Dataset excerpt:

=======

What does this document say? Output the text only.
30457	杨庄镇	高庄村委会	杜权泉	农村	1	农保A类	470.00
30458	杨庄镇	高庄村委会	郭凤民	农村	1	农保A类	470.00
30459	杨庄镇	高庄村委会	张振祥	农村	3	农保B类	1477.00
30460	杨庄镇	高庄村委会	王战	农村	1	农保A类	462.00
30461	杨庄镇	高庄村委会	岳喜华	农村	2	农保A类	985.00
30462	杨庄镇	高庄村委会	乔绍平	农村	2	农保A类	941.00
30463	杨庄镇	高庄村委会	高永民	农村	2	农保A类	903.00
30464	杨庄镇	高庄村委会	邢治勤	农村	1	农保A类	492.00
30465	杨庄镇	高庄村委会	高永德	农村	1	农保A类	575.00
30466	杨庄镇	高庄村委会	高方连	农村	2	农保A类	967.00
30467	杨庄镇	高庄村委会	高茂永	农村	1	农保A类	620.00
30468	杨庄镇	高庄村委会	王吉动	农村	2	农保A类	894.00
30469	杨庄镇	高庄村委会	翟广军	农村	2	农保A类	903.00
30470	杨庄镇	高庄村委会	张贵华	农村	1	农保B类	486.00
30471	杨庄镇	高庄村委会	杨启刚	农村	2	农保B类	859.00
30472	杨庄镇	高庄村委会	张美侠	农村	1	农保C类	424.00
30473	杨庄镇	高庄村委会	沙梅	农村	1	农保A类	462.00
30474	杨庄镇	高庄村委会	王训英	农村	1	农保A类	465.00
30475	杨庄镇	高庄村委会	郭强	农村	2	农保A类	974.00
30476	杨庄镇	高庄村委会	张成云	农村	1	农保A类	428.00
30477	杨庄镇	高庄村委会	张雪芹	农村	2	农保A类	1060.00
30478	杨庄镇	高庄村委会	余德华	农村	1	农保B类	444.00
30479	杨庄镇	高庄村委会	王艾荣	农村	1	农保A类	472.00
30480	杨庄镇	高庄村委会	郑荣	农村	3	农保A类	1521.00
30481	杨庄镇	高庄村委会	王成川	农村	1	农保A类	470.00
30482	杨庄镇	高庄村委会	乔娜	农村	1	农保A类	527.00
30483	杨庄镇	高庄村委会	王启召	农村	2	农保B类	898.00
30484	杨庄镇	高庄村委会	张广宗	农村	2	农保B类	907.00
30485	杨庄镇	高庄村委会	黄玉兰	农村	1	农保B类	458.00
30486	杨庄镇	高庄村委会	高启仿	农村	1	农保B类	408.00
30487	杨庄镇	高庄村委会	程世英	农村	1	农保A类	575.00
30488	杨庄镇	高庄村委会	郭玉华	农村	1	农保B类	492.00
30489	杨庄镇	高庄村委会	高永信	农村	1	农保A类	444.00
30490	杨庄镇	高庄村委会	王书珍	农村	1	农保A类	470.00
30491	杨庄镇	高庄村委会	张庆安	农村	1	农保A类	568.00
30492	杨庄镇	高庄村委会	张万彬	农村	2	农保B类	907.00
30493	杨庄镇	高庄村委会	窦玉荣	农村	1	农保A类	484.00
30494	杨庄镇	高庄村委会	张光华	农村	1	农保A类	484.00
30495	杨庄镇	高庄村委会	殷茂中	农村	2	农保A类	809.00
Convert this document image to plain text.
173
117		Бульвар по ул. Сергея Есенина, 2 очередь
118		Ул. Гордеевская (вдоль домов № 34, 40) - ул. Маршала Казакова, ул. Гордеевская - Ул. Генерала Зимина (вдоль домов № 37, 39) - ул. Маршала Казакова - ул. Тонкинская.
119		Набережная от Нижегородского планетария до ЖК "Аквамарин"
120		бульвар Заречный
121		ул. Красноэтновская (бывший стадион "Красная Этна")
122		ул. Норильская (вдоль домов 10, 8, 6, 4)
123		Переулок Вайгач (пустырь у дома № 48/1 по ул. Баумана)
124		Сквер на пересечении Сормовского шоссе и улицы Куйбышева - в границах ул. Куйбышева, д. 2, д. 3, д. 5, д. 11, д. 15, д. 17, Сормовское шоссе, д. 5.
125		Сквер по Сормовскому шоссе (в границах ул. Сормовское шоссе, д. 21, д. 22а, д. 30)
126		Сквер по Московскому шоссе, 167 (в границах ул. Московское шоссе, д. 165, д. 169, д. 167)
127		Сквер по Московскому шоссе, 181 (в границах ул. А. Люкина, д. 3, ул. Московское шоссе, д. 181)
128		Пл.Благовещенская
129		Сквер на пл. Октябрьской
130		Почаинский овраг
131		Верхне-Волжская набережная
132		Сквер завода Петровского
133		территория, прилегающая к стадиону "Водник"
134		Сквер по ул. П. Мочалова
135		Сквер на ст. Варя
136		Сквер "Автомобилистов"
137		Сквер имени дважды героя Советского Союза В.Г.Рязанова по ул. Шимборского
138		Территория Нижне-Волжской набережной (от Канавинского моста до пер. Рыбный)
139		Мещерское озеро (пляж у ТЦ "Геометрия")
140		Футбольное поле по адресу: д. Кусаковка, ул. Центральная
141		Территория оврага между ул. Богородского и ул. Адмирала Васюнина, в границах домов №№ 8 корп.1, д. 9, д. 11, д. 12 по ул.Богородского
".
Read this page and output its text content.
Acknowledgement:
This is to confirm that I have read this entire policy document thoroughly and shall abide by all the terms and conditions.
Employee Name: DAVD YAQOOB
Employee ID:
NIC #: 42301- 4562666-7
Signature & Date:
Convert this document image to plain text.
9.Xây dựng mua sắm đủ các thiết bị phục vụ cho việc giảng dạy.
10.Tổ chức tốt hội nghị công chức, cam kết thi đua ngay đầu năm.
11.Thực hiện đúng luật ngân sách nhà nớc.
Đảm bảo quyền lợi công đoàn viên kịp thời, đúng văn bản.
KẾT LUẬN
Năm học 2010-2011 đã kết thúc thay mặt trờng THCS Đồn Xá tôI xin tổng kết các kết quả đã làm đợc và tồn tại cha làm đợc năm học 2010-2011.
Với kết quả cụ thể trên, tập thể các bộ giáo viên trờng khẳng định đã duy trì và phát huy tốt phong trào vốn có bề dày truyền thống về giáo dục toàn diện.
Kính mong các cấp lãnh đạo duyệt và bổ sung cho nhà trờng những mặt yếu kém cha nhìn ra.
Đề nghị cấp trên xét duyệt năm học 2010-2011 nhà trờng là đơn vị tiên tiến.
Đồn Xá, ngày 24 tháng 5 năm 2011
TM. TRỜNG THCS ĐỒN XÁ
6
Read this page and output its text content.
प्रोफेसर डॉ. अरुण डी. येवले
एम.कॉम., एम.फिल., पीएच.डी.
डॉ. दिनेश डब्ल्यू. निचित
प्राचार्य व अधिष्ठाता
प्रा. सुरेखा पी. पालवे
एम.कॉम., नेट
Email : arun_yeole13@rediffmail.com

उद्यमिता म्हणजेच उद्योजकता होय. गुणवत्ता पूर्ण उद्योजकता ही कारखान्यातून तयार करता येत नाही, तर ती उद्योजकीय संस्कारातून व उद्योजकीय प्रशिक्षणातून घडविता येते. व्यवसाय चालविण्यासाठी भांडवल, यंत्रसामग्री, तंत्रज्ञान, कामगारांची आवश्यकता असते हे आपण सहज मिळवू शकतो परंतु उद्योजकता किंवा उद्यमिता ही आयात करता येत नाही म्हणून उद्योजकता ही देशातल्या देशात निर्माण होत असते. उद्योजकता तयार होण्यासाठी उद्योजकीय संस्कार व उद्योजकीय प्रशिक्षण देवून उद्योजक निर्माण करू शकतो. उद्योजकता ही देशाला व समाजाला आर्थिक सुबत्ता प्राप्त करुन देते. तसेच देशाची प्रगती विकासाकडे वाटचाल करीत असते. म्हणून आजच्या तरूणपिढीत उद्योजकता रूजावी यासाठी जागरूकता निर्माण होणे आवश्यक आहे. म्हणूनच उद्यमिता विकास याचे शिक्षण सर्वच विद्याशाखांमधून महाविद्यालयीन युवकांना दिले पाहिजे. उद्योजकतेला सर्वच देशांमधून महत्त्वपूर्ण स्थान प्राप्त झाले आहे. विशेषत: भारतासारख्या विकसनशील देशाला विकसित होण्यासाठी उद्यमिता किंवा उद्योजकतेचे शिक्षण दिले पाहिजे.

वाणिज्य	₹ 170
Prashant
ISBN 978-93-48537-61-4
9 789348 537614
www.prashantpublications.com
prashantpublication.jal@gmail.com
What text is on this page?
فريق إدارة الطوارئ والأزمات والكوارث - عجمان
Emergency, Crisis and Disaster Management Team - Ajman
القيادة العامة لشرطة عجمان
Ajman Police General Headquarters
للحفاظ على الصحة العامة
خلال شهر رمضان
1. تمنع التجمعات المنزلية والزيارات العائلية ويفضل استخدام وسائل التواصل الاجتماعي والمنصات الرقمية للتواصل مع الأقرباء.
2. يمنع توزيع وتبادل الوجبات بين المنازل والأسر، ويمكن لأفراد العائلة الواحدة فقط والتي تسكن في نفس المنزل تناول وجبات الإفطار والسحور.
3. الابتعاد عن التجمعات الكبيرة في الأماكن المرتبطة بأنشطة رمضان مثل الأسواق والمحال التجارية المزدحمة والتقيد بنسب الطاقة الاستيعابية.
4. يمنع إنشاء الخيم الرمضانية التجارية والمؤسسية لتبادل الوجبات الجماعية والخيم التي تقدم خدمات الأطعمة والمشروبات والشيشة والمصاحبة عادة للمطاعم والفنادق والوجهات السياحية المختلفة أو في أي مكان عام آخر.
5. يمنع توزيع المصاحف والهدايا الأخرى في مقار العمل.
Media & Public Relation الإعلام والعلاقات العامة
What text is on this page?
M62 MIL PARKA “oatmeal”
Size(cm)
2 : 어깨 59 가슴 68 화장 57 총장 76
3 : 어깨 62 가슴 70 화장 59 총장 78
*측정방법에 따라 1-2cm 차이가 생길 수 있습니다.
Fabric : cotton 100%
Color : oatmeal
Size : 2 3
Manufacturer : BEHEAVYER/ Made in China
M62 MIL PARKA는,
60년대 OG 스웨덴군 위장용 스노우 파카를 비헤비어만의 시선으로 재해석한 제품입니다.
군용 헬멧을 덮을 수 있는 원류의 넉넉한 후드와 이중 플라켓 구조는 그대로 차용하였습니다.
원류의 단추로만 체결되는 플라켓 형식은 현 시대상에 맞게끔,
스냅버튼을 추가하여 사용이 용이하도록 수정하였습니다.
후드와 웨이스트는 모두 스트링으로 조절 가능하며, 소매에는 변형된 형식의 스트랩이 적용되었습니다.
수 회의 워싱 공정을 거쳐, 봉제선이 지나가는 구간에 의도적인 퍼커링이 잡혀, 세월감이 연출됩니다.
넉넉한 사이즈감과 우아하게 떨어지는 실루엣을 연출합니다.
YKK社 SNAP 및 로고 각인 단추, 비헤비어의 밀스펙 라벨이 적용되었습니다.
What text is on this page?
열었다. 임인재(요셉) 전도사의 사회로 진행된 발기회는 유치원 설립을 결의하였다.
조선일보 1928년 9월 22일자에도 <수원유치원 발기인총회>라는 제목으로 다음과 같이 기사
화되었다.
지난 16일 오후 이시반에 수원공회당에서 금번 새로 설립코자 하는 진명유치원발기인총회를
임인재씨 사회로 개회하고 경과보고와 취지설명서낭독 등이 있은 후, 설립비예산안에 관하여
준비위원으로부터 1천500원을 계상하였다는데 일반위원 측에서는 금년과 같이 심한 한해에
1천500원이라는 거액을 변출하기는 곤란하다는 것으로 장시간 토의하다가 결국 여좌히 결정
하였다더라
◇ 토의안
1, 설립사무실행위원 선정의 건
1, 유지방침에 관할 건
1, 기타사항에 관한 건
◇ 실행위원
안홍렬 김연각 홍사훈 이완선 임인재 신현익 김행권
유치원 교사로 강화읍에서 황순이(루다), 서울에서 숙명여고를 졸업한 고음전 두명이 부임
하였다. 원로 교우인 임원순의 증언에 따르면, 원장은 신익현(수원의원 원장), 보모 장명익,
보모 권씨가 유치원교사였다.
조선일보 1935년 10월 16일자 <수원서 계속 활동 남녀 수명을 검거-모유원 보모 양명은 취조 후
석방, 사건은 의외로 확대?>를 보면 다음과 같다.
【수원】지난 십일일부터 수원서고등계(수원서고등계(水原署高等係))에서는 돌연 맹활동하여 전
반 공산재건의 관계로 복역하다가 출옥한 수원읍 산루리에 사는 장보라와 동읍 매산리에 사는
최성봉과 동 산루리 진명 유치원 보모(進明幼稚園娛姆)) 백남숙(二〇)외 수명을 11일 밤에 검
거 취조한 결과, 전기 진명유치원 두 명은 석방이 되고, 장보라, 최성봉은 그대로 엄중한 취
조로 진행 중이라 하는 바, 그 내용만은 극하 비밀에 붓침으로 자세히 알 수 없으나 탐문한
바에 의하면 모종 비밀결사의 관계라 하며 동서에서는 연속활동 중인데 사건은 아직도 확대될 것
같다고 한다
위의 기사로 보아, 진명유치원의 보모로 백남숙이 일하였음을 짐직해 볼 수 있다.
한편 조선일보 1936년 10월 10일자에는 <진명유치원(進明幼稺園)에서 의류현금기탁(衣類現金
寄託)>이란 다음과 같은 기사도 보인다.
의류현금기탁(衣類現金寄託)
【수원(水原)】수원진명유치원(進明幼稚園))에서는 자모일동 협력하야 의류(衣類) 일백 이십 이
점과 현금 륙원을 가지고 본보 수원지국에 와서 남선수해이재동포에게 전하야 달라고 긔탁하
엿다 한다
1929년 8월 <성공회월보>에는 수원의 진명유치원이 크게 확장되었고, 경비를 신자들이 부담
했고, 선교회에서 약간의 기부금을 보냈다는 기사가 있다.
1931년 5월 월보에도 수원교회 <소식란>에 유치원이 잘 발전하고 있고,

=======

• [Task] Scan the listing above. Gather each line that contains the word "công".

• [Result]
10.Tổ chức tốt hội nghị công chức, cam kết thi đua ngay đầu năm.
Đảm bảo quyền lợi công đoàn viên kịp thời, đúng văn bản.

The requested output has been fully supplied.